[Dataset records]
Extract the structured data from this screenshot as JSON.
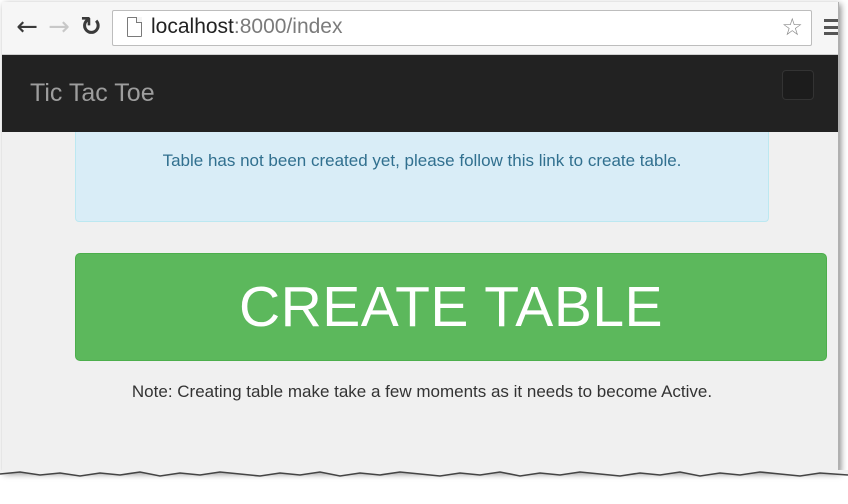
{
  "browser": {
    "url_host": "localhost",
    "url_rest": ":8000/index",
    "back_icon": "back-arrow-icon",
    "forward_icon": "forward-arrow-icon",
    "reload_icon": "reload-icon",
    "bookmark_icon": "star-icon",
    "menu_icon": "hamburger-menu-icon"
  },
  "navbar": {
    "brand": "Tic Tac Toe",
    "background": "#222222"
  },
  "alert": {
    "message": "Table has not been created yet, please follow this link to create table.",
    "color": "#31708f",
    "background": "#d9edf7"
  },
  "main": {
    "create_button_label": "CREATE TABLE",
    "button_color": "#5cb85c",
    "note": "Note: Creating table make take a few moments as it needs to become Active."
  }
}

» **PROBLEM**: Go through the data above and transcribe it in full, omitting any image.

» **ANSWER FOR THIS EXERCISE**:
Extract the structured data from this screenshot as JSON.
{
  "browser": {
    "url_host": "localhost",
    "url_rest": ":8000/index",
    "back_icon": "back-arrow-icon",
    "forward_icon": "forward-arrow-icon",
    "reload_icon": "reload-icon",
    "bookmark_icon": "star-icon",
    "menu_icon": "hamburger-menu-icon"
  },
  "navbar": {
    "brand": "Tic Tac Toe",
    "background": "#222222"
  },
  "alert": {
    "message": "Table has not been created yet, please follow this link to create table.",
    "color": "#31708f",
    "background": "#d9edf7"
  },
  "main": {
    "create_button_label": "CREATE TABLE",
    "button_color": "#5cb85c",
    "note": "Note: Creating table make take a few moments as it needs to become Active."
  }
}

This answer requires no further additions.